[Collected data]
───

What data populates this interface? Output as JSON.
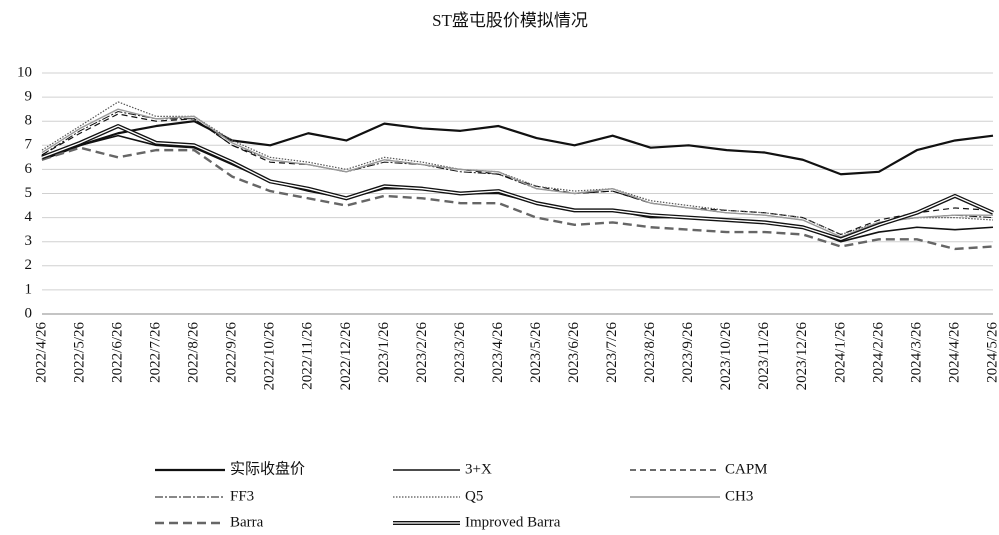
{
  "chart_data": {
    "type": "line",
    "title": "ST盛屯股价模拟情况",
    "categories": [
      "2022/4/26",
      "2022/5/26",
      "2022/6/26",
      "2022/7/26",
      "2022/8/26",
      "2022/9/26",
      "2022/10/26",
      "2022/11/26",
      "2022/12/26",
      "2023/1/26",
      "2023/2/26",
      "2023/3/26",
      "2023/4/26",
      "2023/5/26",
      "2023/6/26",
      "2023/7/26",
      "2023/8/26",
      "2023/9/26",
      "2023/10/26",
      "2023/11/26",
      "2023/12/26",
      "2024/1/26",
      "2024/2/26",
      "2024/3/26",
      "2024/4/26",
      "2024/5/26"
    ],
    "ylim": [
      0,
      10
    ],
    "yticks": [
      0,
      1,
      2,
      3,
      4,
      5,
      6,
      7,
      8,
      9,
      10
    ],
    "grid": true,
    "series": [
      {
        "name": "实际收盘价",
        "color": "#111111",
        "width": 2.2,
        "values": [
          6.4,
          7.0,
          7.5,
          7.8,
          8.0,
          7.2,
          7.0,
          7.5,
          7.2,
          7.9,
          7.7,
          7.6,
          7.8,
          7.3,
          7.0,
          7.4,
          6.9,
          7.0,
          6.8,
          6.7,
          6.4,
          5.8,
          5.9,
          6.8,
          7.2,
          7.4
        ]
      },
      {
        "name": "3+X",
        "color": "#111111",
        "width": 1.6,
        "values": [
          6.5,
          7.0,
          7.4,
          7.0,
          6.9,
          6.2,
          5.5,
          5.1,
          4.8,
          5.2,
          5.2,
          5.0,
          5.0,
          4.6,
          4.3,
          4.3,
          4.0,
          4.0,
          3.9,
          3.8,
          3.6,
          3.0,
          3.4,
          3.6,
          3.5,
          3.6
        ]
      },
      {
        "name": "CAPM",
        "color": "#111111",
        "width": 1.2,
        "dash": "6,4",
        "values": [
          6.6,
          7.5,
          8.3,
          8.0,
          8.1,
          7.0,
          6.3,
          6.2,
          5.9,
          6.4,
          6.2,
          6.0,
          5.8,
          5.3,
          5.0,
          5.1,
          4.6,
          4.4,
          4.3,
          4.2,
          4.0,
          3.3,
          3.9,
          4.2,
          4.4,
          4.3
        ]
      },
      {
        "name": "FF3",
        "color": "#111111",
        "width": 1,
        "dash": "8,2,2,2",
        "values": [
          6.6,
          7.6,
          8.4,
          8.1,
          8.1,
          7.0,
          6.4,
          6.2,
          5.9,
          6.3,
          6.2,
          5.9,
          5.8,
          5.2,
          5.0,
          5.1,
          4.6,
          4.4,
          4.2,
          4.1,
          3.9,
          3.2,
          3.8,
          4.0,
          4.1,
          4.0
        ]
      },
      {
        "name": "Q5",
        "color": "#555555",
        "width": 1.2,
        "dash": "1.5,1.5",
        "values": [
          6.8,
          7.8,
          8.8,
          8.2,
          8.2,
          7.2,
          6.5,
          6.3,
          6.0,
          6.5,
          6.3,
          6.0,
          5.9,
          5.3,
          5.1,
          5.2,
          4.7,
          4.5,
          4.3,
          4.2,
          4.0,
          3.3,
          3.8,
          4.0,
          4.0,
          3.9
        ]
      },
      {
        "name": "CH3",
        "color": "#999999",
        "width": 1.4,
        "values": [
          6.7,
          7.7,
          8.5,
          8.1,
          8.2,
          7.1,
          6.4,
          6.2,
          5.9,
          6.4,
          6.2,
          6.0,
          5.9,
          5.2,
          5.0,
          5.2,
          4.6,
          4.4,
          4.2,
          4.1,
          3.9,
          3.2,
          3.8,
          4.0,
          4.1,
          4.1
        ]
      },
      {
        "name": "Barra",
        "color": "#666666",
        "width": 2.4,
        "dash": "9,5",
        "values": [
          6.4,
          6.9,
          6.5,
          6.8,
          6.8,
          5.7,
          5.1,
          4.8,
          4.5,
          4.9,
          4.8,
          4.6,
          4.6,
          4.0,
          3.7,
          3.8,
          3.6,
          3.5,
          3.4,
          3.4,
          3.3,
          2.8,
          3.1,
          3.1,
          2.7,
          2.8
        ]
      },
      {
        "name": "Improved Barra",
        "color": "#111111",
        "width": 4,
        "double": true,
        "values": [
          6.5,
          7.1,
          7.8,
          7.1,
          7.0,
          6.3,
          5.5,
          5.2,
          4.8,
          5.3,
          5.2,
          5.0,
          5.1,
          4.6,
          4.3,
          4.3,
          4.1,
          4.0,
          3.9,
          3.8,
          3.6,
          3.1,
          3.7,
          4.2,
          4.9,
          4.2
        ]
      }
    ]
  }
}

───

# What you have to do:
Identify all lines where the word "name" shows up. Copy them.

# Solution to this exercise:
        "name": "实际收盘价",
        "name": "3+X",
        "name": "CAPM",
        "name": "FF3",
        "name": "Q5",
        "name": "CH3",
        "name": "Barra",
        "name": "Improved Barra",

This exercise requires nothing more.